(Records)
===

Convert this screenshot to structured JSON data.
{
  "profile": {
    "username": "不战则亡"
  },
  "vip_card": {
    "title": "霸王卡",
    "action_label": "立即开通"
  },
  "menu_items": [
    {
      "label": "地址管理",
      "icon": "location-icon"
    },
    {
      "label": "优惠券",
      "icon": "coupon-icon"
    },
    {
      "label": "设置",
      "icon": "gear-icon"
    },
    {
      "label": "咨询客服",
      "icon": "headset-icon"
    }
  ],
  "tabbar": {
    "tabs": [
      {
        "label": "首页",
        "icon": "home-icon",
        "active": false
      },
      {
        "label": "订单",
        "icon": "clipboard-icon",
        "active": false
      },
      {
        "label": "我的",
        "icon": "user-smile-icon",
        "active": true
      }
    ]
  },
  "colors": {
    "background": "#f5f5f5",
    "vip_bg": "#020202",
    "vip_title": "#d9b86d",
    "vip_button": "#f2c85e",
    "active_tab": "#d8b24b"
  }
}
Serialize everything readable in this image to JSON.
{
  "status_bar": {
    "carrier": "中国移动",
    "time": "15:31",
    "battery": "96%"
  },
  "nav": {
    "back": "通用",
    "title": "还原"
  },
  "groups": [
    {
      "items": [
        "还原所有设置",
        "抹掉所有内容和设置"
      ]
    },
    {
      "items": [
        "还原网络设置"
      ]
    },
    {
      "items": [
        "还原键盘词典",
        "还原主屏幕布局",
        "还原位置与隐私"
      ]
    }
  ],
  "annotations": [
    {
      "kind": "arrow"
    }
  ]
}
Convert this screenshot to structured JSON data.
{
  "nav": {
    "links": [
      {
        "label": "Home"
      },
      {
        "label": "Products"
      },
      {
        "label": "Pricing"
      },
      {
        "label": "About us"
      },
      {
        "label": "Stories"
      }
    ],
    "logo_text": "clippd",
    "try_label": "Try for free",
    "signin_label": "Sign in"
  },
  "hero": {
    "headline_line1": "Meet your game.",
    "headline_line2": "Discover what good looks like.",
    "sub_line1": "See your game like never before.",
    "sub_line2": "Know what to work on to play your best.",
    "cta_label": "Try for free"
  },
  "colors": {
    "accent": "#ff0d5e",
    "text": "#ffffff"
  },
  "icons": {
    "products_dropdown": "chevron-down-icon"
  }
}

===

» **Problem to solve**:
Give the data again, exactly as it stands.

» **The response**:
Convert this screenshot to structured JSON data.
{
  "profile": {
    "username": "不战则亡"
  },
  "vip_card": {
    "title": "霸王卡",
    "action_label": "立即开通"
  },
  "menu_items": [
    {
      "label": "地址管理",
      "icon": "location-icon"
    },
    {
      "label": "优惠券",
      "icon": "coupon-icon"
    },
    {
      "label": "设置",
      "icon": "gear-icon"
    },
    {
      "label": "咨询客服",
      "icon": "headset-icon"
    }
  ],
  "tabbar": {
    "tabs": [
      {
        "label": "首页",
        "icon": "home-icon",
        "active": false
      },
      {
        "label": "订单",
        "icon": "clipboard-icon",
        "active": false
      },
      {
        "label": "我的",
        "icon": "user-smile-icon",
        "active": true
      }
    ]
  },
  "colors": {
    "background": "#f5f5f5",
    "vip_bg": "#020202",
    "vip_title": "#d9b86d",
    "vip_button": "#f2c85e",
    "active_tab": "#d8b24b"
  }
}
Serialize everything readable in this image to JSON.
{
  "status_bar": {
    "carrier": "中国移动",
    "time": "15:31",
    "battery": "96%"
  },
  "nav": {
    "back": "通用",
    "title": "还原"
  },
  "groups": [
    {
      "items": [
        "还原所有设置",
        "抹掉所有内容和设置"
      ]
    },
    {
      "items": [
        "还原网络设置"
      ]
    },
    {
      "items": [
        "还原键盘词典",
        "还原主屏幕布局",
        "还原位置与隐私"
      ]
    }
  ],
  "annotations": [
    {
      "kind": "arrow"
    }
  ]
}
Convert this screenshot to structured JSON data.
{
  "nav": {
    "links": [
      {
        "label": "Home"
      },
      {
        "label": "Products"
      },
      {
        "label": "Pricing"
      },
      {
        "label": "About us"
      },
      {
        "label": "Stories"
      }
    ],
    "logo_text": "clippd",
    "try_label": "Try for free",
    "signin_label": "Sign in"
  },
  "hero": {
    "headline_line1": "Meet your game.",
    "headline_line2": "Discover what good looks like.",
    "sub_line1": "See your game like never before.",
    "sub_line2": "Know what to work on to play your best.",
    "cta_label": "Try for free"
  },
  "colors": {
    "accent": "#ff0d5e",
    "text": "#ffffff"
  },
  "icons": {
    "products_dropdown": "chevron-down-icon"
  }
}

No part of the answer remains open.